— Start Records provided —

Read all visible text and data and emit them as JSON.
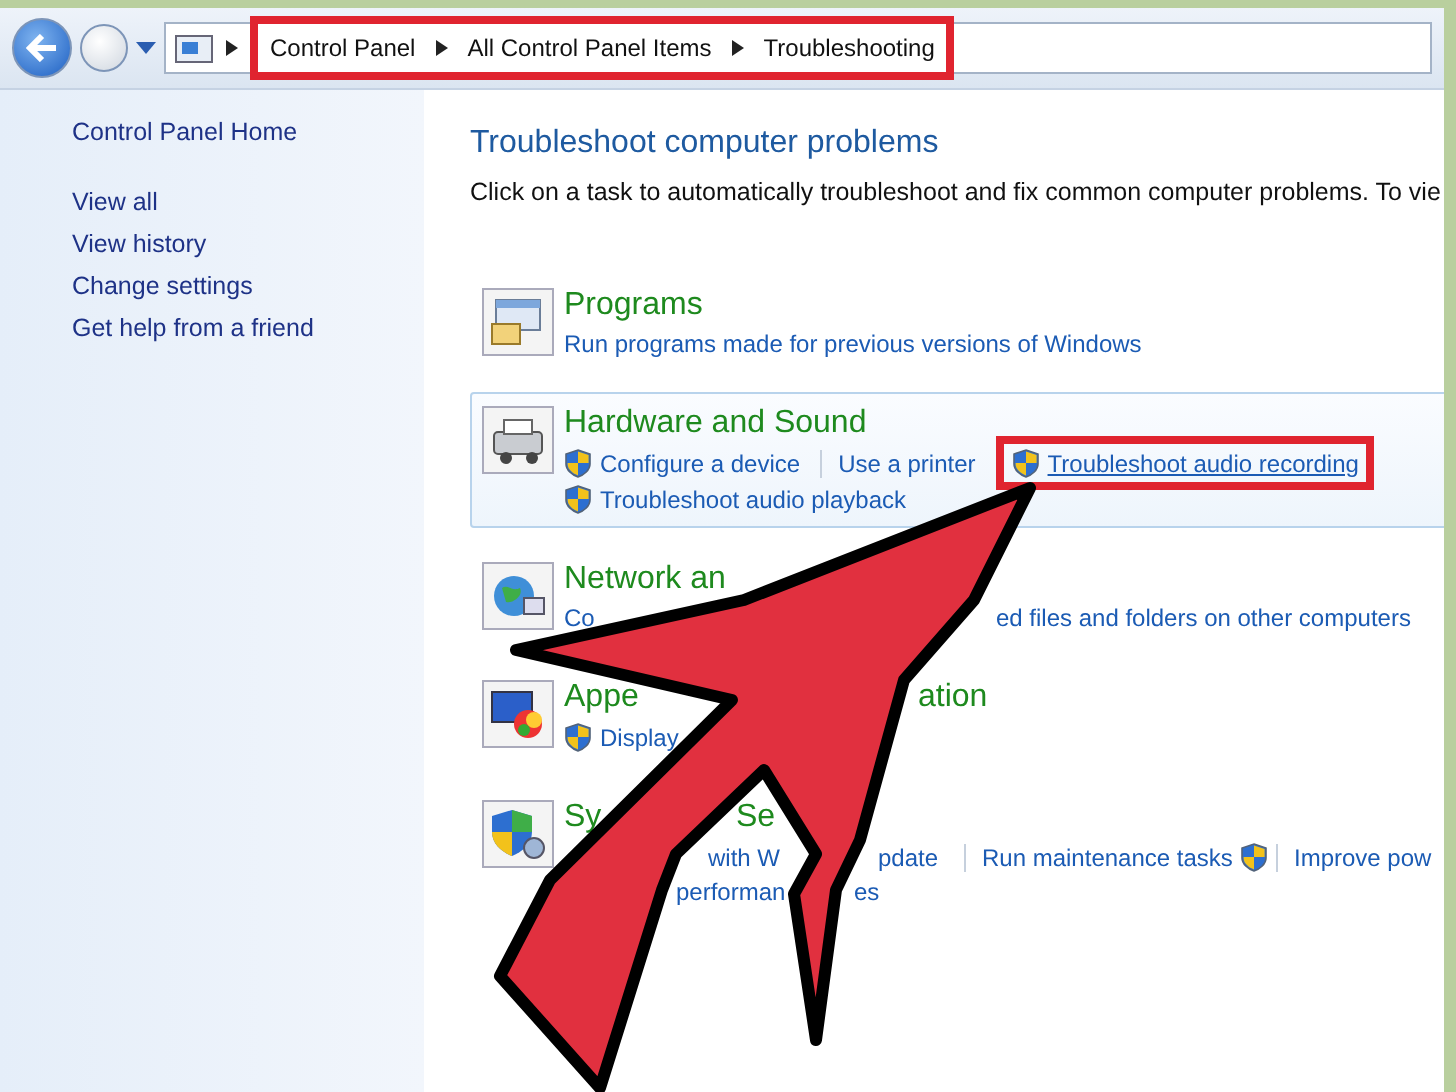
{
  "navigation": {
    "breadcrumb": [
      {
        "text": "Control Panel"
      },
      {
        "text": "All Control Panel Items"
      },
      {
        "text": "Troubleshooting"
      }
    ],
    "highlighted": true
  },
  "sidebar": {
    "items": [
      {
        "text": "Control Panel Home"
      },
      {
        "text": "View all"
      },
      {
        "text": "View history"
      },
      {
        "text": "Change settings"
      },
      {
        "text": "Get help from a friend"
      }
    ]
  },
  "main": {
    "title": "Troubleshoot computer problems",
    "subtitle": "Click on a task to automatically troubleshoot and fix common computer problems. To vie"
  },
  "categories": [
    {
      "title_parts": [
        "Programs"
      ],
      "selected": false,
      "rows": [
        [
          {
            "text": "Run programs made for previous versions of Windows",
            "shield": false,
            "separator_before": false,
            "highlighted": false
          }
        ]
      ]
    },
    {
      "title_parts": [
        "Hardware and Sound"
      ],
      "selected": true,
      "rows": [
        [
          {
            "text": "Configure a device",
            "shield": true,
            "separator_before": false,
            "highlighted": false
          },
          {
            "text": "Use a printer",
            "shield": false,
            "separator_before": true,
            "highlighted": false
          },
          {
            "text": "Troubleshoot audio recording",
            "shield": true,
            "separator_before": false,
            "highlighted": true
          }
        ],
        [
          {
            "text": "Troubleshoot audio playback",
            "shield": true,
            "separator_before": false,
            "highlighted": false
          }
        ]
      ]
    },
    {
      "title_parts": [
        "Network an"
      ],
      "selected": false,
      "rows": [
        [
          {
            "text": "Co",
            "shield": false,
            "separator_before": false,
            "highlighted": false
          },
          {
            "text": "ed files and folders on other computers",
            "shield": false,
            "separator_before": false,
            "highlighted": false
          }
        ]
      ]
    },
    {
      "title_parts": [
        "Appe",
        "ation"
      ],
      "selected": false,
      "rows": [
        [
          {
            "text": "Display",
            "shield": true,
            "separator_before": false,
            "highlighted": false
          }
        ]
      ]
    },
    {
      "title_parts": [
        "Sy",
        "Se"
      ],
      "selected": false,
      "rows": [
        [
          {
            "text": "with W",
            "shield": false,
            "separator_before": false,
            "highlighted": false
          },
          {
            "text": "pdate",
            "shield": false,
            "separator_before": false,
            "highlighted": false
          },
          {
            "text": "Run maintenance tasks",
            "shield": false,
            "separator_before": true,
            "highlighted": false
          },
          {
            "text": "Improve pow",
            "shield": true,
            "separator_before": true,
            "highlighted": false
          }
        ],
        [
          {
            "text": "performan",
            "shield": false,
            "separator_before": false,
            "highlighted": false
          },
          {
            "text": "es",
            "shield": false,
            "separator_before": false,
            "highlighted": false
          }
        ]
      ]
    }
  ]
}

— End Records provided —
— Start Records provided —

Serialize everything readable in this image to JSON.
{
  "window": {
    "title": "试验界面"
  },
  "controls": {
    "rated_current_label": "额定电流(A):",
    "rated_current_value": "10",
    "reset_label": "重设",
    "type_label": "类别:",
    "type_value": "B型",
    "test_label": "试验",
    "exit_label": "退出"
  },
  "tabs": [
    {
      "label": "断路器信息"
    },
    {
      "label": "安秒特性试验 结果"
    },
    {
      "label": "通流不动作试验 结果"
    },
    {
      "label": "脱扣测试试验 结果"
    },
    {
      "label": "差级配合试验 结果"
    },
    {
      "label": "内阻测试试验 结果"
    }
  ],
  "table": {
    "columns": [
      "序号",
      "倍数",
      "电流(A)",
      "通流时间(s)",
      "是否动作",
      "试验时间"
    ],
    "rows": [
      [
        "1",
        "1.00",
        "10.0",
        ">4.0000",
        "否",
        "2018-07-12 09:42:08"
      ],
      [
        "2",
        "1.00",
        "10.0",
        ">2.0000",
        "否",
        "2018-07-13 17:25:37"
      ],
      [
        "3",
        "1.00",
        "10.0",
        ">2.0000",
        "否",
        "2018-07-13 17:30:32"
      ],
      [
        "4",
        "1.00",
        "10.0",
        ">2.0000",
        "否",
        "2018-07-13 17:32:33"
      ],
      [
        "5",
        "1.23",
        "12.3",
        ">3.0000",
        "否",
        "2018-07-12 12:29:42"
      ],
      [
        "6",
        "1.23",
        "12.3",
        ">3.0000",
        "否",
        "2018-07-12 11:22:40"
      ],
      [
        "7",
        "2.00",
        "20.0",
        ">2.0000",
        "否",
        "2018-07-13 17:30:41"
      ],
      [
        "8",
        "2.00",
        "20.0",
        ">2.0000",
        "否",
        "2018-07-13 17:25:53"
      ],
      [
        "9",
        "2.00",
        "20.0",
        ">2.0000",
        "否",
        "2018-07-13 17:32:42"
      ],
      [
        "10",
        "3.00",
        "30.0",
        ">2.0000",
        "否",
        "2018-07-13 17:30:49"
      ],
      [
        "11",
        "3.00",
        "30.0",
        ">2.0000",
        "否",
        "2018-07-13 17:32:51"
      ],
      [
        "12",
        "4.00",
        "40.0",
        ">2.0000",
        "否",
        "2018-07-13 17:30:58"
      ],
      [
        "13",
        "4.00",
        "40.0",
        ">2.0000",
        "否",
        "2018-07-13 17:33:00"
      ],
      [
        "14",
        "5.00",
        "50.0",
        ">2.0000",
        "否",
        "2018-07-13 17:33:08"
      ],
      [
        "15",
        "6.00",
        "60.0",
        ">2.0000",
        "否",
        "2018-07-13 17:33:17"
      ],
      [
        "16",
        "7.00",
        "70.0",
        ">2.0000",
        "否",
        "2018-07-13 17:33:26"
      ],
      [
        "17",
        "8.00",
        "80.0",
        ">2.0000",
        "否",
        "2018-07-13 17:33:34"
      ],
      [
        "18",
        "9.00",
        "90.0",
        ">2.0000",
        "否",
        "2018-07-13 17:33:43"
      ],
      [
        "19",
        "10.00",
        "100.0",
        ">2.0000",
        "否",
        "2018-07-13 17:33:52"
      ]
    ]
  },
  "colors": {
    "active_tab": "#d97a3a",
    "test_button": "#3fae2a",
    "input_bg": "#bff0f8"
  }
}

— End Records provided —
— Start Records provided —

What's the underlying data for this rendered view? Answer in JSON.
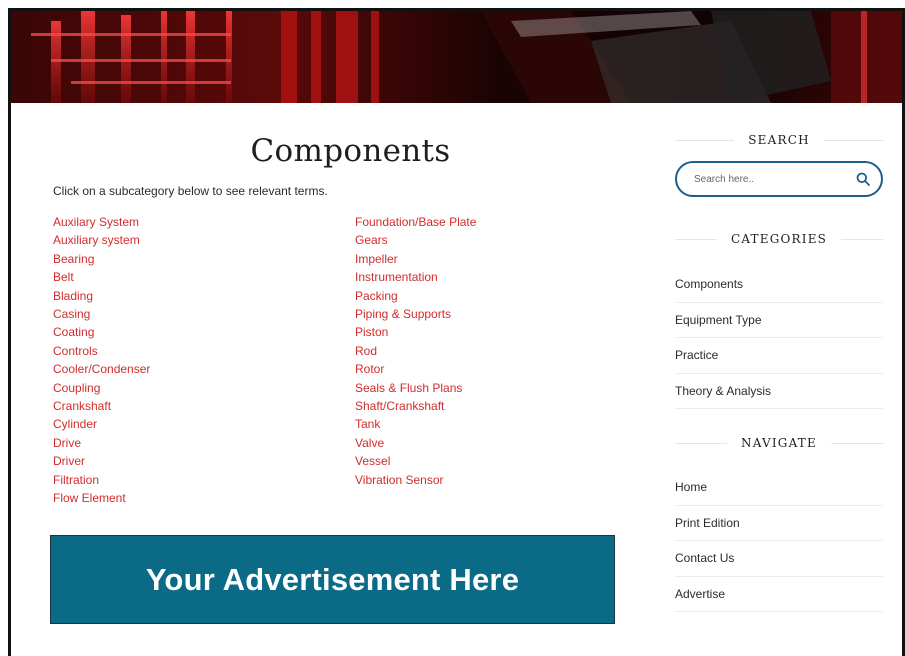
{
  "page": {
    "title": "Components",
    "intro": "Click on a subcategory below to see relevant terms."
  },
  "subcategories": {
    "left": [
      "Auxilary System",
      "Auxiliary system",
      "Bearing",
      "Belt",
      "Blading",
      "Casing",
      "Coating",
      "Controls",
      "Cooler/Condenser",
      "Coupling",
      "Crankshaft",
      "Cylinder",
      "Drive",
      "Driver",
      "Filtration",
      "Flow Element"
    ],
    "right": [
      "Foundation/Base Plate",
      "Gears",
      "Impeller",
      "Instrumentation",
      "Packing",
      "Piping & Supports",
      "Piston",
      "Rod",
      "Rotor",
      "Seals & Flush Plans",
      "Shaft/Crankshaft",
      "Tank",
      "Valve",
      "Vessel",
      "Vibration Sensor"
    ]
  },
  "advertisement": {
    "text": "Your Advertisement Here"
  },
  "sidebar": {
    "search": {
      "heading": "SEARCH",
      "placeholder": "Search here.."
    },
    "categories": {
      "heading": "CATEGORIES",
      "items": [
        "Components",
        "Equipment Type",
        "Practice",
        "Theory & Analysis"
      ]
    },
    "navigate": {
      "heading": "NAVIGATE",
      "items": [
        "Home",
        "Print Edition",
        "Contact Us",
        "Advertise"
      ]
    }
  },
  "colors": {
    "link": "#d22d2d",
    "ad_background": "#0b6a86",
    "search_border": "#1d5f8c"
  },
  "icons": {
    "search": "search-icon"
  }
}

— End Records provided —

# [Required task]
From the records given above, copy all lines containing "data".

# [Expected answer]
Read all visible text and data and emit them as JSON.
What's the underlying data for this rendered view? Answer in JSON.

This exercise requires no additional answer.